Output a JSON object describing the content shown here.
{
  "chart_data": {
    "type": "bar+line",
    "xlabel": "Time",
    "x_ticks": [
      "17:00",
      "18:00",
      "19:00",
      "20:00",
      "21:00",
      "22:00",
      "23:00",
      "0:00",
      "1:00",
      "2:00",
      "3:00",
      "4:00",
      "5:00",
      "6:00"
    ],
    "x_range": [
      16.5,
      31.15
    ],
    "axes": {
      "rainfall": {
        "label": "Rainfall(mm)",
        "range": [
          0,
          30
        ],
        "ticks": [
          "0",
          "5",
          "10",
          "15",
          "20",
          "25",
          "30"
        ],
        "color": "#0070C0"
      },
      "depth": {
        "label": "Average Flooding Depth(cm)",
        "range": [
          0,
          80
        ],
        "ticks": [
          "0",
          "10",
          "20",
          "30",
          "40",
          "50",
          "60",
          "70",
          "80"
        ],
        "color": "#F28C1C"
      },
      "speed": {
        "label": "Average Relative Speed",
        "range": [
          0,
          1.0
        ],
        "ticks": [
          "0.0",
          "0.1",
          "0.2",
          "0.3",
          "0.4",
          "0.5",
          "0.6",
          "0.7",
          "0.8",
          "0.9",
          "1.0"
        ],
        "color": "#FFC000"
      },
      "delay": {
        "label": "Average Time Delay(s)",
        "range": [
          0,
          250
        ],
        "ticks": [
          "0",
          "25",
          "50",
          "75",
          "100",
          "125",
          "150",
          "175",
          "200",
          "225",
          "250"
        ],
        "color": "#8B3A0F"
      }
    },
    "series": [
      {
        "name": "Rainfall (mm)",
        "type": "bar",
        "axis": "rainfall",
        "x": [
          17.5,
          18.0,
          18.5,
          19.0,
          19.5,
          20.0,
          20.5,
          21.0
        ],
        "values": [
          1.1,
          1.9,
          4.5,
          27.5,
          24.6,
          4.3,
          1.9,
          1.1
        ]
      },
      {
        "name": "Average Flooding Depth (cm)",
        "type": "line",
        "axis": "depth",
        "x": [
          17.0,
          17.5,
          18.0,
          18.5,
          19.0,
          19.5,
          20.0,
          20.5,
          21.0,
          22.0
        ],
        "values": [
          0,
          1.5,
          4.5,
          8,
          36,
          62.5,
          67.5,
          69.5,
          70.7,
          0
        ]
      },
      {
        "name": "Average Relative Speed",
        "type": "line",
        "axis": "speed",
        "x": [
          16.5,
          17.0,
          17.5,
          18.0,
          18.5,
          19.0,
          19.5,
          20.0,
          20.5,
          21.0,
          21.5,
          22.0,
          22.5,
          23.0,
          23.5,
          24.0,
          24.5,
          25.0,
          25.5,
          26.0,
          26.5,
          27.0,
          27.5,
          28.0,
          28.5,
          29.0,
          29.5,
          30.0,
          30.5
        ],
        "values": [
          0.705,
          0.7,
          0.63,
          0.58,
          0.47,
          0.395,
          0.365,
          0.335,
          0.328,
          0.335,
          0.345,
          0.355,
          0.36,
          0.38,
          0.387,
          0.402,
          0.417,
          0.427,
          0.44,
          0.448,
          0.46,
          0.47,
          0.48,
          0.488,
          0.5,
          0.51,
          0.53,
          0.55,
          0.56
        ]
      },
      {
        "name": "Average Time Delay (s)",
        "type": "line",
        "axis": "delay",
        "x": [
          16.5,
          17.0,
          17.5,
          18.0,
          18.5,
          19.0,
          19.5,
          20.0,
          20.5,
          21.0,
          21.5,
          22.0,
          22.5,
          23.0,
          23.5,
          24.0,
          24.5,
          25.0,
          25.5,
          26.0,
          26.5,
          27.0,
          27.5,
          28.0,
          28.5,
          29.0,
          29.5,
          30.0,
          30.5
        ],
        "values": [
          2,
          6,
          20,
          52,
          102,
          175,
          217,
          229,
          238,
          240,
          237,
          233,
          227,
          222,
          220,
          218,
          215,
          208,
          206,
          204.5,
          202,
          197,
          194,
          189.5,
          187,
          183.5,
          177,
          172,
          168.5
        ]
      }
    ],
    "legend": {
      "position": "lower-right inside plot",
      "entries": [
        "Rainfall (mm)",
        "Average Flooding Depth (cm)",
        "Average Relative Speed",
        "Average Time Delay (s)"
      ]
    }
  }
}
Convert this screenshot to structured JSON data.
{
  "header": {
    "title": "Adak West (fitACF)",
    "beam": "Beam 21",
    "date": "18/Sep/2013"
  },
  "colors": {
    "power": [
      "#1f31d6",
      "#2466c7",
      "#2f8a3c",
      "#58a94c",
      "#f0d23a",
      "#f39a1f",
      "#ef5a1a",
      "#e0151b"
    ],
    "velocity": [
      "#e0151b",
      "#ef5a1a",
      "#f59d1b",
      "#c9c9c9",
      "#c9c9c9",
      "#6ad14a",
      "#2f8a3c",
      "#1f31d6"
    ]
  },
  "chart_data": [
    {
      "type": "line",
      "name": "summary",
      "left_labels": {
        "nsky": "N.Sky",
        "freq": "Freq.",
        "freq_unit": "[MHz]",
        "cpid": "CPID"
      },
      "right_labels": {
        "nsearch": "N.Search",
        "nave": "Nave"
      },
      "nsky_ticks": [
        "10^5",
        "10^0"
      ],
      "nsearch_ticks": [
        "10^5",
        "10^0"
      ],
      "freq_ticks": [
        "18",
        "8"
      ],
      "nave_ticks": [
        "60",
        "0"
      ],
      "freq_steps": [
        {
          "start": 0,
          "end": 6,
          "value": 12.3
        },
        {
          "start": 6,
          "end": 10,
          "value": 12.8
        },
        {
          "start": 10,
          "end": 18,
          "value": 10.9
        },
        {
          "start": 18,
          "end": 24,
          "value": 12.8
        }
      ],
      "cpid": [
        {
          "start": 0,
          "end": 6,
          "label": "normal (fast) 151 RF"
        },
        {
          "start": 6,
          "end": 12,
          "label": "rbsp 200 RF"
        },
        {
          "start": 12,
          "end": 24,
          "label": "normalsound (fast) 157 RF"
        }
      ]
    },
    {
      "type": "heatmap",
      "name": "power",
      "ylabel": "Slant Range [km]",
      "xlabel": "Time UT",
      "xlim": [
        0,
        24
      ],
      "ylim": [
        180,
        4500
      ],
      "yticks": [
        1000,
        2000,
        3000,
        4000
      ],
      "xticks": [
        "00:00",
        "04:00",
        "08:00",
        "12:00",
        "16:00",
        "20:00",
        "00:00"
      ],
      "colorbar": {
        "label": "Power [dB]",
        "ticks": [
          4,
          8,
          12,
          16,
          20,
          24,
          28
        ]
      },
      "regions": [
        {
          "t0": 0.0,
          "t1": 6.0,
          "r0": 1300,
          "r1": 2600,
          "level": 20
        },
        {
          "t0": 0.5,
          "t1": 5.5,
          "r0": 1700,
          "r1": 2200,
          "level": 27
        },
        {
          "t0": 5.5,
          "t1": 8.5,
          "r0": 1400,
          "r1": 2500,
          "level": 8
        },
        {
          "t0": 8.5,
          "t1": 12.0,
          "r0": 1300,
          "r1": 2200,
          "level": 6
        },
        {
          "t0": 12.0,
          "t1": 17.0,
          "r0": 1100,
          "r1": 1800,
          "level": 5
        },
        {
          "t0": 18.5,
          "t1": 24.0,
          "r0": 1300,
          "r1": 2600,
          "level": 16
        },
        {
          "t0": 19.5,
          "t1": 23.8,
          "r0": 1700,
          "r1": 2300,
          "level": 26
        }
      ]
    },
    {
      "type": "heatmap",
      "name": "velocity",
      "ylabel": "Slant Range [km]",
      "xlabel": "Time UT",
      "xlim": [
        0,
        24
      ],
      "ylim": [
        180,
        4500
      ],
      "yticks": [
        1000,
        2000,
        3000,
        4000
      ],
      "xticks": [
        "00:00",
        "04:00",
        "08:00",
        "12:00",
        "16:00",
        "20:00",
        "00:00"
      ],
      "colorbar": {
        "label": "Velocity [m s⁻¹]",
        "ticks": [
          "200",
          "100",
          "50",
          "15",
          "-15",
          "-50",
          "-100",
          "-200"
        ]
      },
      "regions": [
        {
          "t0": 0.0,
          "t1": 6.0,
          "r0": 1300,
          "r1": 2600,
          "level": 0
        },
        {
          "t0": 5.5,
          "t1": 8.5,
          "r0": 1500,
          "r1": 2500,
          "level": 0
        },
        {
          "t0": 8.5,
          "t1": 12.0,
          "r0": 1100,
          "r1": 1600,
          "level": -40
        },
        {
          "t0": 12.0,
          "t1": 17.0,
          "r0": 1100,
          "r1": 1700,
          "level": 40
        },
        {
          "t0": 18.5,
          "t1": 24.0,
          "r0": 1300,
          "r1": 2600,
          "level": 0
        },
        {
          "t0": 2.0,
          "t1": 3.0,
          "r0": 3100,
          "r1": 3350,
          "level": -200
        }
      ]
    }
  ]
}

What to produce => Show all lines from the records above where the word "Relative" occurs.

Output for this exercise =>
        "label": "Average Relative Speed",
        "name": "Average Relative Speed",
        "Average Relative Speed",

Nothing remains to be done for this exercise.